**Problem to solve:** Copy out every line of the data exactly.

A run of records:
────────────────────

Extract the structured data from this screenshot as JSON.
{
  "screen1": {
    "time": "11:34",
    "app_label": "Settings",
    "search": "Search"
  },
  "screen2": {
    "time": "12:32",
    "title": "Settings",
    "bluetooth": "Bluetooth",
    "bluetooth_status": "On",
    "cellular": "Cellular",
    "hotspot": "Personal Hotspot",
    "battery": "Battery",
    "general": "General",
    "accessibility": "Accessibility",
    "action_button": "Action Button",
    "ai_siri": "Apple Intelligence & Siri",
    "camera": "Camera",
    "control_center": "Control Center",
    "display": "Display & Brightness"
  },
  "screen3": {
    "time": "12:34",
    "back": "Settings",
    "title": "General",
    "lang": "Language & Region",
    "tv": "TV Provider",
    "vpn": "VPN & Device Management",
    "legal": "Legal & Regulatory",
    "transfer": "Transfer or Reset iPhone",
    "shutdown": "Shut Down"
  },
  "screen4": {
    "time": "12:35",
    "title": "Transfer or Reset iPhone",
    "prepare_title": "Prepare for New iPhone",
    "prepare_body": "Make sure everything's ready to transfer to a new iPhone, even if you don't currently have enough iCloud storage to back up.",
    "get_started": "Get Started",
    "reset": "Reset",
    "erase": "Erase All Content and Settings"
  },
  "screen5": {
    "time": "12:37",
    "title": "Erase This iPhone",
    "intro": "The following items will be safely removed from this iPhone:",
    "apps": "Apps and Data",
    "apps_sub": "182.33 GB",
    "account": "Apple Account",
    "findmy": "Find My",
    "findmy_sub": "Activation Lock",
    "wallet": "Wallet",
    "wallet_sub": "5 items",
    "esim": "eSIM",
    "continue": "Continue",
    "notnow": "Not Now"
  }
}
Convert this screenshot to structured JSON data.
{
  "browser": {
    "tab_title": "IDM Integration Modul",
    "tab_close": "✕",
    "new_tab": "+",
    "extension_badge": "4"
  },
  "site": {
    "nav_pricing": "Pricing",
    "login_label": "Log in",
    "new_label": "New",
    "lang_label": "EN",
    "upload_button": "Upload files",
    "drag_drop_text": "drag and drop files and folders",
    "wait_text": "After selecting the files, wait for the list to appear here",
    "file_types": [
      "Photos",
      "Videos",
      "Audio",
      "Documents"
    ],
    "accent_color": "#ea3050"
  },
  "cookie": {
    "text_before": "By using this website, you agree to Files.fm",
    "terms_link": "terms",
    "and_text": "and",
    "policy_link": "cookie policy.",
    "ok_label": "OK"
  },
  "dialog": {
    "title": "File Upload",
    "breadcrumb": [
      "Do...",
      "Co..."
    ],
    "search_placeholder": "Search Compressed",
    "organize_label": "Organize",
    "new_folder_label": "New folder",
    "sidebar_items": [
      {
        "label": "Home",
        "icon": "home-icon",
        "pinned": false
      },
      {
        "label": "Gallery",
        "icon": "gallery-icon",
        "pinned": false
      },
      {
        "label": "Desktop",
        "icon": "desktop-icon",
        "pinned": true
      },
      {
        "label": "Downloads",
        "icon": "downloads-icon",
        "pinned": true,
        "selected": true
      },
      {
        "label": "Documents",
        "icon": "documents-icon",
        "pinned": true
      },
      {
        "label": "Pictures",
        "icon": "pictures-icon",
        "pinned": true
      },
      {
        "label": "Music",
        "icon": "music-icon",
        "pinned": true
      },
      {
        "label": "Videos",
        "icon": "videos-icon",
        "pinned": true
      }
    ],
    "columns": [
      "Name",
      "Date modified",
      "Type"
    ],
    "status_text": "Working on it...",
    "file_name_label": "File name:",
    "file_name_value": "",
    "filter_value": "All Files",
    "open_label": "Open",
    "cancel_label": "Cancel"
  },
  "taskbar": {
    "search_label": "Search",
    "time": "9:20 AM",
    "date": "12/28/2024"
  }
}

────────────────────

**Solution:**
Extract the structured data from this screenshot as JSON.
{
  "screen1": {
    "time": "11:34",
    "app_label": "Settings",
    "search": "Search"
  },
  "screen2": {
    "time": "12:32",
    "title": "Settings",
    "bluetooth": "Bluetooth",
    "bluetooth_status": "On",
    "cellular": "Cellular",
    "hotspot": "Personal Hotspot",
    "battery": "Battery",
    "general": "General",
    "accessibility": "Accessibility",
    "action_button": "Action Button",
    "ai_siri": "Apple Intelligence & Siri",
    "camera": "Camera",
    "control_center": "Control Center",
    "display": "Display & Brightness"
  },
  "screen3": {
    "time": "12:34",
    "back": "Settings",
    "title": "General",
    "lang": "Language & Region",
    "tv": "TV Provider",
    "vpn": "VPN & Device Management",
    "legal": "Legal & Regulatory",
    "transfer": "Transfer or Reset iPhone",
    "shutdown": "Shut Down"
  },
  "screen4": {
    "time": "12:35",
    "title": "Transfer or Reset iPhone",
    "prepare_title": "Prepare for New iPhone",
    "prepare_body": "Make sure everything's ready to transfer to a new iPhone, even if you don't currently have enough iCloud storage to back up.",
    "get_started": "Get Started",
    "reset": "Reset",
    "erase": "Erase All Content and Settings"
  },
  "screen5": {
    "time": "12:37",
    "title": "Erase This iPhone",
    "intro": "The following items will be safely removed from this iPhone:",
    "apps": "Apps and Data",
    "apps_sub": "182.33 GB",
    "account": "Apple Account",
    "findmy": "Find My",
    "findmy_sub": "Activation Lock",
    "wallet": "Wallet",
    "wallet_sub": "5 items",
    "esim": "eSIM",
    "continue": "Continue",
    "notnow": "Not Now"
  }
}
Convert this screenshot to structured JSON data.
{
  "browser": {
    "tab_title": "IDM Integration Modul",
    "tab_close": "✕",
    "new_tab": "+",
    "extension_badge": "4"
  },
  "site": {
    "nav_pricing": "Pricing",
    "login_label": "Log in",
    "new_label": "New",
    "lang_label": "EN",
    "upload_button": "Upload files",
    "drag_drop_text": "drag and drop files and folders",
    "wait_text": "After selecting the files, wait for the list to appear here",
    "file_types": [
      "Photos",
      "Videos",
      "Audio",
      "Documents"
    ],
    "accent_color": "#ea3050"
  },
  "cookie": {
    "text_before": "By using this website, you agree to Files.fm",
    "terms_link": "terms",
    "and_text": "and",
    "policy_link": "cookie policy.",
    "ok_label": "OK"
  },
  "dialog": {
    "title": "File Upload",
    "breadcrumb": [
      "Do...",
      "Co..."
    ],
    "search_placeholder": "Search Compressed",
    "organize_label": "Organize",
    "new_folder_label": "New folder",
    "sidebar_items": [
      {
        "label": "Home",
        "icon": "home-icon",
        "pinned": false
      },
      {
        "label": "Gallery",
        "icon": "gallery-icon",
        "pinned": false
      },
      {
        "label": "Desktop",
        "icon": "desktop-icon",
        "pinned": true
      },
      {
        "label": "Downloads",
        "icon": "downloads-icon",
        "pinned": true,
        "selected": true
      },
      {
        "label": "Documents",
        "icon": "documents-icon",
        "pinned": true
      },
      {
        "label": "Pictures",
        "icon": "pictures-icon",
        "pinned": true
      },
      {
        "label": "Music",
        "icon": "music-icon",
        "pinned": true
      },
      {
        "label": "Videos",
        "icon": "videos-icon",
        "pinned": true
      }
    ],
    "columns": [
      "Name",
      "Date modified",
      "Type"
    ],
    "status_text": "Working on it...",
    "file_name_label": "File name:",
    "file_name_value": "",
    "filter_value": "All Files",
    "open_label": "Open",
    "cancel_label": "Cancel"
  },
  "taskbar": {
    "search_label": "Search",
    "time": "9:20 AM",
    "date": "12/28/2024"
  }
}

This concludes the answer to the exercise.